TASK GOAL: Copy every one of the following rows verbatim, character for character, with nothing altered.

---- RECORDS

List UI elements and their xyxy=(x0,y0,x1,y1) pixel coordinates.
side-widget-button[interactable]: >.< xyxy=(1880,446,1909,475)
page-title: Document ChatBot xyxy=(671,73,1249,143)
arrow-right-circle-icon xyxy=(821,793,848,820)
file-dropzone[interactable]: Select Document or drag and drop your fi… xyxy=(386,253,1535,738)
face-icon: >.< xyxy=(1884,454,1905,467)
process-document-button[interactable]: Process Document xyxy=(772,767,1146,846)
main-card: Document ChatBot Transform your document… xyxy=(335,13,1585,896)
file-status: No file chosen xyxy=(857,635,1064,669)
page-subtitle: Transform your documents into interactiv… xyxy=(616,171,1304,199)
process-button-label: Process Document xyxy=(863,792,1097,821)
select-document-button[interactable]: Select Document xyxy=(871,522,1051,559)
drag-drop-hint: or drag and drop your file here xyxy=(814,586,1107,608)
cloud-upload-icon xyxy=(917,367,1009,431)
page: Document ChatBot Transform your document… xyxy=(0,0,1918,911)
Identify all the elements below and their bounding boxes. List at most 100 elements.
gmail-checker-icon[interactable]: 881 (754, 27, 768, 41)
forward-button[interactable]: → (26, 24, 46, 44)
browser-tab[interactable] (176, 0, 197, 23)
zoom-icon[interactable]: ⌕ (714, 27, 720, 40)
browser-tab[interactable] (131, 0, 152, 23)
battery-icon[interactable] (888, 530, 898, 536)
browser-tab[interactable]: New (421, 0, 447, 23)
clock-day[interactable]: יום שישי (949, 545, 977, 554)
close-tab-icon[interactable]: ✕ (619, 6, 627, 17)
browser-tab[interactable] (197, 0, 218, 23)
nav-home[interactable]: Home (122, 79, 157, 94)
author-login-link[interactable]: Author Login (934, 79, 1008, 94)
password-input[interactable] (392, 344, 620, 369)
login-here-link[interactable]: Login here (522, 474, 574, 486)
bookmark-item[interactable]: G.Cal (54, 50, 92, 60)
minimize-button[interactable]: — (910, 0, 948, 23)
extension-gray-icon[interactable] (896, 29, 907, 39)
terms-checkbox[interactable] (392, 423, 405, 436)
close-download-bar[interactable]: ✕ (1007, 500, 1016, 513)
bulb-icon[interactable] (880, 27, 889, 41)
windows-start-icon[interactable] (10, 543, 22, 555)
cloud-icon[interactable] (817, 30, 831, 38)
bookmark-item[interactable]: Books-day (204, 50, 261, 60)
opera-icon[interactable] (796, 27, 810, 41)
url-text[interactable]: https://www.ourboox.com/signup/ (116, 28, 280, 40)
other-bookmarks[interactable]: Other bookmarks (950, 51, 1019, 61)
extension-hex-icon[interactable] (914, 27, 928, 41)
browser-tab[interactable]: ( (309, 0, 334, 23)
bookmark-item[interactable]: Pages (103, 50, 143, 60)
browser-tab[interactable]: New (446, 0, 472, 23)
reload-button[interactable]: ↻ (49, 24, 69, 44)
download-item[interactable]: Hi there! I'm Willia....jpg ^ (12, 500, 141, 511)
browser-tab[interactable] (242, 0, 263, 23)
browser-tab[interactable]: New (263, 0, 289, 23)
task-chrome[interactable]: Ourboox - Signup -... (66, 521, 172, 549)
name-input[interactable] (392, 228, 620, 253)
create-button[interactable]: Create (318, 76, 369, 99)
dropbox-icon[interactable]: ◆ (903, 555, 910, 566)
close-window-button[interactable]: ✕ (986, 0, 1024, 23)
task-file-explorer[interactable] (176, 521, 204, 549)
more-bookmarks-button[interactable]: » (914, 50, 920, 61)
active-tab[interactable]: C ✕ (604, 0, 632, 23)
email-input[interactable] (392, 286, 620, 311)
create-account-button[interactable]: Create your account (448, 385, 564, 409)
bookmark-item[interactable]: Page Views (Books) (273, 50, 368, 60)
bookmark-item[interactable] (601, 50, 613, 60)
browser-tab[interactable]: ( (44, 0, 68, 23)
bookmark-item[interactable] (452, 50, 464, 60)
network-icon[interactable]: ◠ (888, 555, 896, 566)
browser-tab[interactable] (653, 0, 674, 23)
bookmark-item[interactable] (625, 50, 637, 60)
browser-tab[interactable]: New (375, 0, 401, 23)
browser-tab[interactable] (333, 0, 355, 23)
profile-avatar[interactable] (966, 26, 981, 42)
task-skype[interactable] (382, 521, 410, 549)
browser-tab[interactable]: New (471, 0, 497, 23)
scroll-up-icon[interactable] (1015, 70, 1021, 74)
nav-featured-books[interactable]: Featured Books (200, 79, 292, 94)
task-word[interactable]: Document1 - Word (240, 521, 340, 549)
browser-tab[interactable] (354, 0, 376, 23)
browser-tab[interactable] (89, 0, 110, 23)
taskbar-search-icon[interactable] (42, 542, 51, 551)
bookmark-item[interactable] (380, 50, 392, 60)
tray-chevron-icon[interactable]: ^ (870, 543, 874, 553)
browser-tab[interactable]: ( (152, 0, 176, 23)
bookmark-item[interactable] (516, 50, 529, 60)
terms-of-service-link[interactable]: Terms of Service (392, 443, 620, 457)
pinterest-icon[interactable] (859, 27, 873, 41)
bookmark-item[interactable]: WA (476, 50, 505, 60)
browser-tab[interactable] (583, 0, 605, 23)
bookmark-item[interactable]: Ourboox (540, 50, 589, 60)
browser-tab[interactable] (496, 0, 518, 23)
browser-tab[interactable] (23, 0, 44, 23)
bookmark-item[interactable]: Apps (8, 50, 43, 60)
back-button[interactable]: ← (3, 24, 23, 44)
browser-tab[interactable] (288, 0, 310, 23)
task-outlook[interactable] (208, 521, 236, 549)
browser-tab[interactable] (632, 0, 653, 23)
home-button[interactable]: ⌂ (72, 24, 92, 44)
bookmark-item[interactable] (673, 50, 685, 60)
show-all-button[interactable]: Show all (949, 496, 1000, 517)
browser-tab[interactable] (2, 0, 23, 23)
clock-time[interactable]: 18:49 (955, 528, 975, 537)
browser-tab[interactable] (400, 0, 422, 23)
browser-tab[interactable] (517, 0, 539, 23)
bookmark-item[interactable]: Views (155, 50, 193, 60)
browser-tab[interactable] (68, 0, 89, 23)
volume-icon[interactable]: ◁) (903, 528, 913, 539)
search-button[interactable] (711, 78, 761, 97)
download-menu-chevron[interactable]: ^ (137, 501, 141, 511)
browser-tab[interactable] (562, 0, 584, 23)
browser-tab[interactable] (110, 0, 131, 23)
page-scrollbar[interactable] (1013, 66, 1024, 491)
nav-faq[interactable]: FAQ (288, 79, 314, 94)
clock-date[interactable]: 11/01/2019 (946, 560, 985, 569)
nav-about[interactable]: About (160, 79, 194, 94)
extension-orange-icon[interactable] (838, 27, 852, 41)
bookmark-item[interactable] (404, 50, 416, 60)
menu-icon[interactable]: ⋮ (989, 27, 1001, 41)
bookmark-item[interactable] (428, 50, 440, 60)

--------

PROBLEM SOLUTION:
List UI elements and their xyxy=(x0,y0,x1,y1) pixel coordinates.
side-widget-button[interactable]: >.< xyxy=(1880,446,1909,475)
page-title: Document ChatBot xyxy=(671,73,1249,143)
arrow-right-circle-icon xyxy=(821,793,848,820)
file-dropzone[interactable]: Select Document or drag and drop your fi… xyxy=(386,253,1535,738)
face-icon: >.< xyxy=(1884,454,1905,467)
process-document-button[interactable]: Process Document xyxy=(772,767,1146,846)
main-card: Document ChatBot Transform your document… xyxy=(335,13,1585,896)
file-status: No file chosen xyxy=(857,635,1064,669)
page-subtitle: Transform your documents into interactiv… xyxy=(616,171,1304,199)
process-button-label: Process Document xyxy=(863,792,1097,821)
select-document-button[interactable]: Select Document xyxy=(871,522,1051,559)
drag-drop-hint: or drag and drop your file here xyxy=(814,586,1107,608)
cloud-upload-icon xyxy=(917,367,1009,431)
page: Document ChatBot Transform your document… xyxy=(0,0,1918,911)
Identify all the elements below and their bounding boxes. List at most 100 elements.
gmail-checker-icon[interactable]: 881 (754, 27, 768, 41)
forward-button[interactable]: → (26, 24, 46, 44)
browser-tab[interactable] (176, 0, 197, 23)
zoom-icon[interactable]: ⌕ (714, 27, 720, 40)
browser-tab[interactable] (131, 0, 152, 23)
battery-icon[interactable] (888, 530, 898, 536)
browser-tab[interactable]: New (421, 0, 447, 23)
clock-day[interactable]: יום שישי (949, 545, 977, 554)
close-tab-icon[interactable]: ✕ (619, 6, 627, 17)
browser-tab[interactable] (197, 0, 218, 23)
nav-home[interactable]: Home (122, 79, 157, 94)
author-login-link[interactable]: Author Login (934, 79, 1008, 94)
password-input[interactable] (392, 344, 620, 369)
login-here-link[interactable]: Login here (522, 474, 574, 486)
bookmark-item[interactable]: G.Cal (54, 50, 92, 60)
minimize-button[interactable]: — (910, 0, 948, 23)
extension-gray-icon[interactable] (896, 29, 907, 39)
terms-checkbox[interactable] (392, 423, 405, 436)
close-download-bar[interactable]: ✕ (1007, 500, 1016, 513)
bulb-icon[interactable] (880, 27, 889, 41)
windows-start-icon[interactable] (10, 543, 22, 555)
cloud-icon[interactable] (817, 30, 831, 38)
bookmark-item[interactable]: Books-day (204, 50, 261, 60)
opera-icon[interactable] (796, 27, 810, 41)
url-text[interactable]: https://www.ourboox.com/signup/ (116, 28, 280, 40)
other-bookmarks[interactable]: Other bookmarks (950, 51, 1019, 61)
extension-hex-icon[interactable] (914, 27, 928, 41)
browser-tab[interactable]: ( (309, 0, 334, 23)
bookmark-item[interactable]: Pages (103, 50, 143, 60)
browser-tab[interactable]: New (446, 0, 472, 23)
reload-button[interactable]: ↻ (49, 24, 69, 44)
download-item[interactable]: Hi there! I'm Willia....jpg ^ (12, 500, 141, 511)
browser-tab[interactable] (242, 0, 263, 23)
browser-tab[interactable]: New (263, 0, 289, 23)
task-chrome[interactable]: Ourboox - Signup -... (66, 521, 172, 549)
name-input[interactable] (392, 228, 620, 253)
create-button[interactable]: Create (318, 76, 369, 99)
dropbox-icon[interactable]: ◆ (903, 555, 910, 566)
close-window-button[interactable]: ✕ (986, 0, 1024, 23)
task-file-explorer[interactable] (176, 521, 204, 549)
more-bookmarks-button[interactable]: » (914, 50, 920, 61)
active-tab[interactable]: C ✕ (604, 0, 632, 23)
email-input[interactable] (392, 286, 620, 311)
create-account-button[interactable]: Create your account (448, 385, 564, 409)
bookmark-item[interactable]: Page Views (Books) (273, 50, 368, 60)
bookmark-item[interactable] (601, 50, 613, 60)
browser-tab[interactable]: ( (44, 0, 68, 23)
bookmark-item[interactable] (452, 50, 464, 60)
network-icon[interactable]: ◠ (888, 555, 896, 566)
browser-tab[interactable] (653, 0, 674, 23)
bookmark-item[interactable] (625, 50, 637, 60)
browser-tab[interactable]: New (375, 0, 401, 23)
browser-tab[interactable] (333, 0, 355, 23)
profile-avatar[interactable] (966, 26, 981, 42)
task-skype[interactable] (382, 521, 410, 549)
browser-tab[interactable]: New (471, 0, 497, 23)
scroll-up-icon[interactable] (1015, 70, 1021, 74)
nav-featured-books[interactable]: Featured Books (200, 79, 292, 94)
task-word[interactable]: Document1 - Word (240, 521, 340, 549)
browser-tab[interactable] (354, 0, 376, 23)
browser-tab[interactable] (89, 0, 110, 23)
taskbar-search-icon[interactable] (42, 542, 51, 551)
bookmark-item[interactable] (380, 50, 392, 60)
tray-chevron-icon[interactable]: ^ (870, 543, 874, 553)
browser-tab[interactable]: ( (152, 0, 176, 23)
bookmark-item[interactable] (516, 50, 529, 60)
terms-of-service-link[interactable]: Terms of Service (392, 443, 620, 457)
pinterest-icon[interactable] (859, 27, 873, 41)
bookmark-item[interactable]: WA (476, 50, 505, 60)
browser-tab[interactable] (583, 0, 605, 23)
bookmark-item[interactable]: Ourboox (540, 50, 589, 60)
browser-tab[interactable] (496, 0, 518, 23)
browser-tab[interactable] (23, 0, 44, 23)
bookmark-item[interactable]: Apps (8, 50, 43, 60)
back-button[interactable]: ← (3, 24, 23, 44)
browser-tab[interactable] (288, 0, 310, 23)
task-outlook[interactable] (208, 521, 236, 549)
browser-tab[interactable] (632, 0, 653, 23)
home-button[interactable]: ⌂ (72, 24, 92, 44)
bookmark-item[interactable] (673, 50, 685, 60)
show-all-button[interactable]: Show all (949, 496, 1000, 517)
browser-tab[interactable] (2, 0, 23, 23)
clock-time[interactable]: 18:49 (955, 528, 975, 537)
browser-tab[interactable] (400, 0, 422, 23)
browser-tab[interactable] (517, 0, 539, 23)
bookmark-item[interactable]: Views (155, 50, 193, 60)
browser-tab[interactable] (68, 0, 89, 23)
volume-icon[interactable]: ◁) (903, 528, 913, 539)
search-button[interactable] (711, 78, 761, 97)
download-menu-chevron[interactable]: ^ (137, 501, 141, 511)
browser-tab[interactable] (562, 0, 584, 23)
browser-tab[interactable] (110, 0, 131, 23)
page-scrollbar[interactable] (1013, 66, 1024, 491)
nav-faq[interactable]: FAQ (288, 79, 314, 94)
clock-date[interactable]: 11/01/2019 (946, 560, 985, 569)
nav-about[interactable]: About (160, 79, 194, 94)
extension-orange-icon[interactable] (838, 27, 852, 41)
bookmark-item[interactable] (404, 50, 416, 60)
menu-icon[interactable]: ⋮ (989, 27, 1001, 41)
bookmark-item[interactable] (428, 50, 440, 60)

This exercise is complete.